● Requirements
Tally the lines below that contain "visualizações". The number is the whole answer.

● Data shown
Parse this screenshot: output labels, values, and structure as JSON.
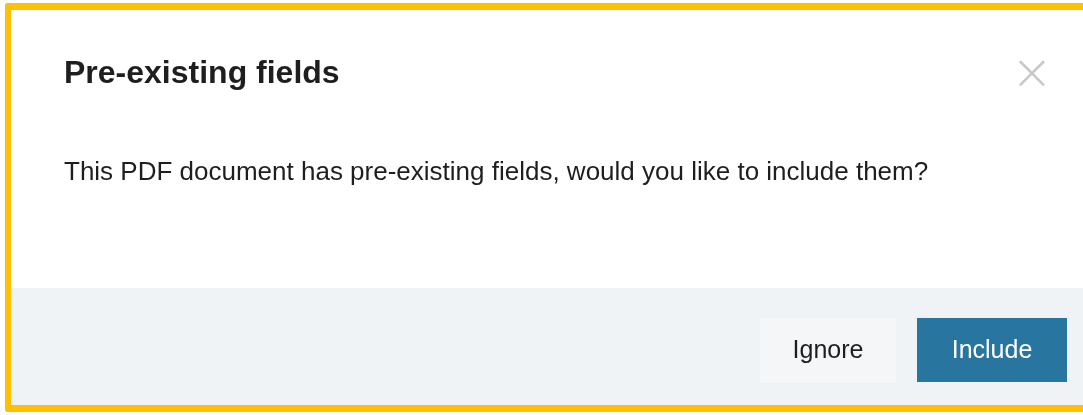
{
  "dialog": {
    "title": "Pre-existing fields",
    "close": "×",
    "message": "This PDF document has pre-existing fields, would you like to include them?"
  },
  "buttons": [
    {
      "label": "Ignore",
      "kind": "secondary"
    },
    {
      "label": "Include",
      "kind": "primary"
    }
  ]
}
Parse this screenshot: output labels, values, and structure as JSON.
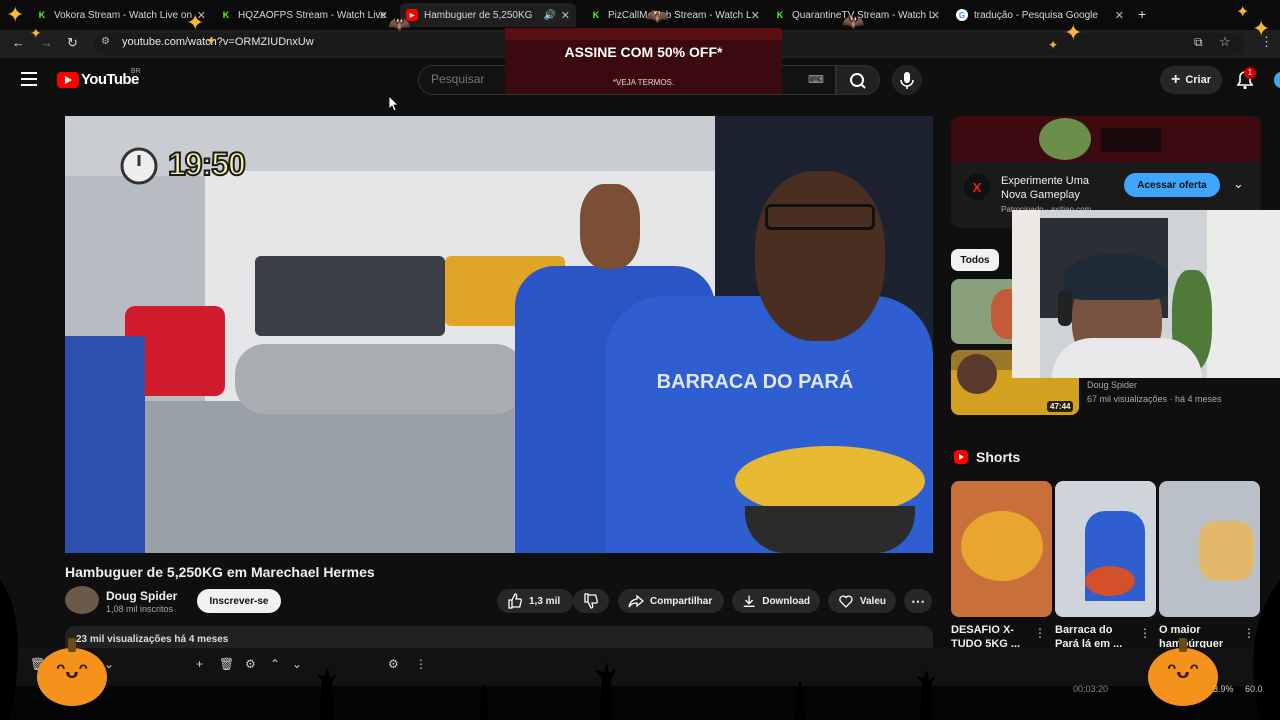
{
  "browser": {
    "tabs": [
      {
        "title": "Vokora Stream - Watch Live on",
        "icon": "kick-icon"
      },
      {
        "title": "HQZAOFPS Stream - Watch Live",
        "icon": "kick-icon"
      },
      {
        "title": "Hambuguer de 5,250KG",
        "icon": "youtube-icon"
      },
      {
        "title": "PizCallMeDub Stream - Watch L",
        "icon": "kick-icon"
      },
      {
        "title": "QuarantineTV Stream - Watch L",
        "icon": "kick-icon"
      },
      {
        "title": "tradução - Pesquisa Google",
        "icon": "google-icon"
      }
    ],
    "url": "youtube.com/watch?v=ORMZIUDnxUw"
  },
  "youtube": {
    "logo": "YouTube",
    "region": "BR",
    "search_placeholder": "Pesquisar",
    "create_label": "Criar",
    "notification_count": "1"
  },
  "top_ad": {
    "title": "ASSINE COM 50% OFF*",
    "subtitle": "*VEJA TERMOS."
  },
  "video": {
    "timer_overlay": "19:50",
    "title": "Hambuguer de 5,250KG em Marechael Hermes",
    "channel": "Doug Spider",
    "subscribers": "1,08 mil inscritos",
    "subscribe_label": "Inscrever-se",
    "likes": "1,3 mil",
    "share_label": "Compartilhar",
    "download_label": "Download",
    "thanks_label": "Valeu",
    "views_date": "23 mil visualizações  há 4 meses",
    "shirt_text": "BARRACA DO PARÁ"
  },
  "sidebar": {
    "ad": {
      "title": "Experimente Uma Nova Gameplay",
      "sponsor": "Patrocinado · axitiap.com",
      "cta": "Acessar oferta"
    },
    "chip_all": "Todos",
    "rec2": {
      "channel": "Doug Spider",
      "meta": "67 mil visualizações · há 4 meses",
      "duration": "47:44"
    },
    "shorts_title": "Shorts",
    "shorts": [
      {
        "caption": "DESAFIO X-TUDO 5KG ..."
      },
      {
        "caption": "Barraca do Pará lá em ..."
      },
      {
        "caption": "O maior hambúrguer"
      }
    ]
  },
  "status": {
    "time": "00:03:20",
    "cpu": "3.9%",
    "fps": "60.0"
  },
  "colors": {
    "yt_red": "#ff0000",
    "accent_blue": "#3ea6ff",
    "pumpkin": "#f5921b",
    "sparkle": "#f7b733"
  }
}
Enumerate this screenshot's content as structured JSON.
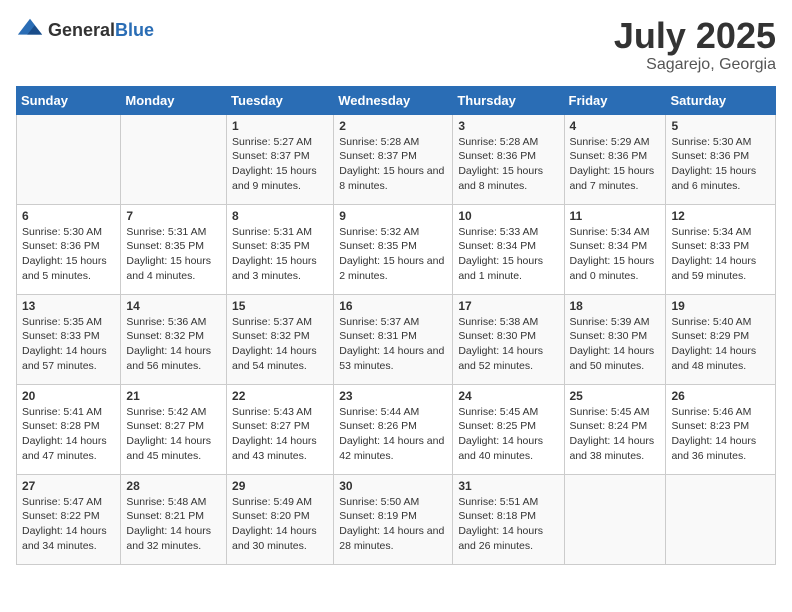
{
  "logo": {
    "general": "General",
    "blue": "Blue"
  },
  "title": "July 2025",
  "subtitle": "Sagarejo, Georgia",
  "days_of_week": [
    "Sunday",
    "Monday",
    "Tuesday",
    "Wednesday",
    "Thursday",
    "Friday",
    "Saturday"
  ],
  "weeks": [
    [
      {
        "day": "",
        "info": ""
      },
      {
        "day": "",
        "info": ""
      },
      {
        "day": "1",
        "info": "Sunrise: 5:27 AM\nSunset: 8:37 PM\nDaylight: 15 hours and 9 minutes."
      },
      {
        "day": "2",
        "info": "Sunrise: 5:28 AM\nSunset: 8:37 PM\nDaylight: 15 hours and 8 minutes."
      },
      {
        "day": "3",
        "info": "Sunrise: 5:28 AM\nSunset: 8:36 PM\nDaylight: 15 hours and 8 minutes."
      },
      {
        "day": "4",
        "info": "Sunrise: 5:29 AM\nSunset: 8:36 PM\nDaylight: 15 hours and 7 minutes."
      },
      {
        "day": "5",
        "info": "Sunrise: 5:30 AM\nSunset: 8:36 PM\nDaylight: 15 hours and 6 minutes."
      }
    ],
    [
      {
        "day": "6",
        "info": "Sunrise: 5:30 AM\nSunset: 8:36 PM\nDaylight: 15 hours and 5 minutes."
      },
      {
        "day": "7",
        "info": "Sunrise: 5:31 AM\nSunset: 8:35 PM\nDaylight: 15 hours and 4 minutes."
      },
      {
        "day": "8",
        "info": "Sunrise: 5:31 AM\nSunset: 8:35 PM\nDaylight: 15 hours and 3 minutes."
      },
      {
        "day": "9",
        "info": "Sunrise: 5:32 AM\nSunset: 8:35 PM\nDaylight: 15 hours and 2 minutes."
      },
      {
        "day": "10",
        "info": "Sunrise: 5:33 AM\nSunset: 8:34 PM\nDaylight: 15 hours and 1 minute."
      },
      {
        "day": "11",
        "info": "Sunrise: 5:34 AM\nSunset: 8:34 PM\nDaylight: 15 hours and 0 minutes."
      },
      {
        "day": "12",
        "info": "Sunrise: 5:34 AM\nSunset: 8:33 PM\nDaylight: 14 hours and 59 minutes."
      }
    ],
    [
      {
        "day": "13",
        "info": "Sunrise: 5:35 AM\nSunset: 8:33 PM\nDaylight: 14 hours and 57 minutes."
      },
      {
        "day": "14",
        "info": "Sunrise: 5:36 AM\nSunset: 8:32 PM\nDaylight: 14 hours and 56 minutes."
      },
      {
        "day": "15",
        "info": "Sunrise: 5:37 AM\nSunset: 8:32 PM\nDaylight: 14 hours and 54 minutes."
      },
      {
        "day": "16",
        "info": "Sunrise: 5:37 AM\nSunset: 8:31 PM\nDaylight: 14 hours and 53 minutes."
      },
      {
        "day": "17",
        "info": "Sunrise: 5:38 AM\nSunset: 8:30 PM\nDaylight: 14 hours and 52 minutes."
      },
      {
        "day": "18",
        "info": "Sunrise: 5:39 AM\nSunset: 8:30 PM\nDaylight: 14 hours and 50 minutes."
      },
      {
        "day": "19",
        "info": "Sunrise: 5:40 AM\nSunset: 8:29 PM\nDaylight: 14 hours and 48 minutes."
      }
    ],
    [
      {
        "day": "20",
        "info": "Sunrise: 5:41 AM\nSunset: 8:28 PM\nDaylight: 14 hours and 47 minutes."
      },
      {
        "day": "21",
        "info": "Sunrise: 5:42 AM\nSunset: 8:27 PM\nDaylight: 14 hours and 45 minutes."
      },
      {
        "day": "22",
        "info": "Sunrise: 5:43 AM\nSunset: 8:27 PM\nDaylight: 14 hours and 43 minutes."
      },
      {
        "day": "23",
        "info": "Sunrise: 5:44 AM\nSunset: 8:26 PM\nDaylight: 14 hours and 42 minutes."
      },
      {
        "day": "24",
        "info": "Sunrise: 5:45 AM\nSunset: 8:25 PM\nDaylight: 14 hours and 40 minutes."
      },
      {
        "day": "25",
        "info": "Sunrise: 5:45 AM\nSunset: 8:24 PM\nDaylight: 14 hours and 38 minutes."
      },
      {
        "day": "26",
        "info": "Sunrise: 5:46 AM\nSunset: 8:23 PM\nDaylight: 14 hours and 36 minutes."
      }
    ],
    [
      {
        "day": "27",
        "info": "Sunrise: 5:47 AM\nSunset: 8:22 PM\nDaylight: 14 hours and 34 minutes."
      },
      {
        "day": "28",
        "info": "Sunrise: 5:48 AM\nSunset: 8:21 PM\nDaylight: 14 hours and 32 minutes."
      },
      {
        "day": "29",
        "info": "Sunrise: 5:49 AM\nSunset: 8:20 PM\nDaylight: 14 hours and 30 minutes."
      },
      {
        "day": "30",
        "info": "Sunrise: 5:50 AM\nSunset: 8:19 PM\nDaylight: 14 hours and 28 minutes."
      },
      {
        "day": "31",
        "info": "Sunrise: 5:51 AM\nSunset: 8:18 PM\nDaylight: 14 hours and 26 minutes."
      },
      {
        "day": "",
        "info": ""
      },
      {
        "day": "",
        "info": ""
      }
    ]
  ]
}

● Correct output
2